• Directions for this task:
Change every "Figure 1" in the data below to "Price Chart", then write out all the lines again with nothing else changed.

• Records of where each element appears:
§ §
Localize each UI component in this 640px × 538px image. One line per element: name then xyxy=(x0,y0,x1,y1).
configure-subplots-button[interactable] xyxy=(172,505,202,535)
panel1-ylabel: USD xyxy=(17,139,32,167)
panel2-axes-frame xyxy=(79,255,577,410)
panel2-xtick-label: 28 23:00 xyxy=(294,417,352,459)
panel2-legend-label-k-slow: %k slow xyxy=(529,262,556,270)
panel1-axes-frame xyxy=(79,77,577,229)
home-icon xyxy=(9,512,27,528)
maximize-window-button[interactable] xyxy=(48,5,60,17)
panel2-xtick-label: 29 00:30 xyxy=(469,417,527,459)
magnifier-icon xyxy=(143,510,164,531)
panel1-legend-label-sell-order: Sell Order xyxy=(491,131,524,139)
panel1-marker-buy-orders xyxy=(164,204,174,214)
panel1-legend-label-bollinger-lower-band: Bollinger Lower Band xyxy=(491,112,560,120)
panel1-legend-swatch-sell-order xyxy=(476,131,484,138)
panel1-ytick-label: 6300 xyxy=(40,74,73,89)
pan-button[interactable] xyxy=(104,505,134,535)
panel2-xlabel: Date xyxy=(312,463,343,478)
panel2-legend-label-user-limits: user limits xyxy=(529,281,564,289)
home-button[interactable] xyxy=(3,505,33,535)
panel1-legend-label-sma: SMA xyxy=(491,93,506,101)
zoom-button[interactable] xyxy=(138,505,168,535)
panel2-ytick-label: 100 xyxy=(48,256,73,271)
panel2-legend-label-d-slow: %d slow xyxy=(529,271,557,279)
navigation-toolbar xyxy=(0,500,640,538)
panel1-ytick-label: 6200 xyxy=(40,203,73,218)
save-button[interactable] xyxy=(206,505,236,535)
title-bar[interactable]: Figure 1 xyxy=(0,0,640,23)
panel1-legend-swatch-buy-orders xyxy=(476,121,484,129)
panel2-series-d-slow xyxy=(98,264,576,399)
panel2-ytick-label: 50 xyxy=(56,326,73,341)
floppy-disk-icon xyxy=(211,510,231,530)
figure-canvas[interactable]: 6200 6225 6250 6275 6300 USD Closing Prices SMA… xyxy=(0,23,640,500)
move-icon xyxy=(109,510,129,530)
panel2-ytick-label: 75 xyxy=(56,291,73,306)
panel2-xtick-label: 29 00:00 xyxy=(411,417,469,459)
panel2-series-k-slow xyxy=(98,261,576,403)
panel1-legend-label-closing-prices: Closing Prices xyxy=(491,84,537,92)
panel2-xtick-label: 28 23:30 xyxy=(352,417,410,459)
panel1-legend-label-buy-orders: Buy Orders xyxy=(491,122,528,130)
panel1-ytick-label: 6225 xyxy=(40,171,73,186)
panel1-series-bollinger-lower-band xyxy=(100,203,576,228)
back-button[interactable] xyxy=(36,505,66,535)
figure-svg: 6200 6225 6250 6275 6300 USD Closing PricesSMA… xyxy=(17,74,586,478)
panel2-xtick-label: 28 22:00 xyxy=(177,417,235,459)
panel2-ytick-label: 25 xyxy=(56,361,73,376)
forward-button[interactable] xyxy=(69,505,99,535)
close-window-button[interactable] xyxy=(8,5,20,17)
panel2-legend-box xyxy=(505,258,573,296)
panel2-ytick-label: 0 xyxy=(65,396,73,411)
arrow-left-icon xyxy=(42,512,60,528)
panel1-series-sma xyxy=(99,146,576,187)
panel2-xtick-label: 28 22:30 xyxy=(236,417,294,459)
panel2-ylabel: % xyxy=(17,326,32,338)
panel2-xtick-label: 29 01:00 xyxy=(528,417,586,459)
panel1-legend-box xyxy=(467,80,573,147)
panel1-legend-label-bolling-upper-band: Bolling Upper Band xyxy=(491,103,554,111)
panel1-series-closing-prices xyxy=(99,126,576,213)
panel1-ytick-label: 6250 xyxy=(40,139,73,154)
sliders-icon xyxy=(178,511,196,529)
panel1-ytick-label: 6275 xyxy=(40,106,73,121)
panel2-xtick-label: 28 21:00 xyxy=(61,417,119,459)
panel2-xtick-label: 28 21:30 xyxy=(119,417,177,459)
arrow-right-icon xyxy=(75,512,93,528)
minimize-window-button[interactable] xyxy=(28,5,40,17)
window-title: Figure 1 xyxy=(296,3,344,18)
§ §
• Final result:
Localize each UI component in this 640px × 538px image. One line per element: name then xyxy=(x0,y0,x1,y1).
configure-subplots-button[interactable] xyxy=(172,505,202,535)
panel1-ylabel: USD xyxy=(17,139,32,167)
panel2-axes-frame xyxy=(79,255,577,410)
panel2-xtick-label: 28 23:00 xyxy=(294,417,352,459)
panel2-legend-label-k-slow: %k slow xyxy=(529,262,556,270)
panel1-axes-frame xyxy=(79,77,577,229)
home-icon xyxy=(9,512,27,528)
maximize-window-button[interactable] xyxy=(48,5,60,17)
panel2-xtick-label: 29 00:30 xyxy=(469,417,527,459)
magnifier-icon xyxy=(143,510,164,531)
panel1-legend-label-sell-order: Sell Order xyxy=(491,131,524,139)
panel1-marker-buy-orders xyxy=(164,204,174,214)
panel1-legend-label-bollinger-lower-band: Bollinger Lower Band xyxy=(491,112,560,120)
panel1-legend-swatch-sell-order xyxy=(476,131,484,138)
panel1-ytick-label: 6300 xyxy=(40,74,73,89)
pan-button[interactable] xyxy=(104,505,134,535)
panel2-xlabel: Date xyxy=(312,463,343,478)
panel2-legend-label-user-limits: user limits xyxy=(529,281,564,289)
home-button[interactable] xyxy=(3,505,33,535)
panel1-legend-label-sma: SMA xyxy=(491,93,506,101)
zoom-button[interactable] xyxy=(138,505,168,535)
panel2-ytick-label: 100 xyxy=(48,256,73,271)
panel2-legend-label-d-slow: %d slow xyxy=(529,271,557,279)
navigation-toolbar xyxy=(0,500,640,538)
panel1-ytick-label: 6200 xyxy=(40,203,73,218)
save-button[interactable] xyxy=(206,505,236,535)
title-bar[interactable]: Price Chart xyxy=(0,0,640,23)
panel1-legend-swatch-buy-orders xyxy=(476,121,484,129)
panel2-series-d-slow xyxy=(98,264,576,399)
panel2-ytick-label: 50 xyxy=(56,326,73,341)
floppy-disk-icon xyxy=(211,510,231,530)
figure-canvas[interactable]: 6200 6225 6250 6275 6300 USD Closing Prices SMA… xyxy=(0,23,640,500)
move-icon xyxy=(109,510,129,530)
panel2-ytick-label: 75 xyxy=(56,291,73,306)
panel2-xtick-label: 29 00:00 xyxy=(411,417,469,459)
panel2-series-k-slow xyxy=(98,261,576,403)
panel1-legend-label-closing-prices: Closing Prices xyxy=(491,84,537,92)
panel2-xtick-label: 28 23:30 xyxy=(352,417,410,459)
panel1-legend-label-buy-orders: Buy Orders xyxy=(491,122,528,130)
panel1-ytick-label: 6225 xyxy=(40,171,73,186)
panel1-series-bollinger-lower-band xyxy=(100,203,576,228)
back-button[interactable] xyxy=(36,505,66,535)
figure-svg: 6200 6225 6250 6275 6300 USD Closing PricesSMA… xyxy=(17,74,586,478)
panel2-xtick-label: 28 22:00 xyxy=(177,417,235,459)
panel2-ytick-label: 25 xyxy=(56,361,73,376)
forward-button[interactable] xyxy=(69,505,99,535)
close-window-button[interactable] xyxy=(8,5,20,17)
panel2-legend-box xyxy=(505,258,573,296)
panel2-ytick-label: 0 xyxy=(65,396,73,411)
arrow-left-icon xyxy=(42,512,60,528)
panel1-series-sma xyxy=(99,146,576,187)
panel2-xtick-label: 28 22:30 xyxy=(236,417,294,459)
panel2-ylabel: % xyxy=(17,326,32,338)
panel2-xtick-label: 29 01:00 xyxy=(528,417,586,459)
panel1-legend-box xyxy=(467,80,573,147)
panel1-legend-label-bolling-upper-band: Bolling Upper Band xyxy=(491,103,554,111)
panel1-series-closing-prices xyxy=(99,126,576,213)
panel1-ytick-label: 6250 xyxy=(40,139,73,154)
sliders-icon xyxy=(178,511,196,529)
panel1-ytick-label: 6275 xyxy=(40,106,73,121)
panel2-xtick-label: 28 21:00 xyxy=(61,417,119,459)
panel2-xtick-label: 28 21:30 xyxy=(119,417,177,459)
arrow-right-icon xyxy=(75,512,93,528)
minimize-window-button[interactable] xyxy=(28,5,40,17)
window-title: Price Chart xyxy=(296,3,344,18)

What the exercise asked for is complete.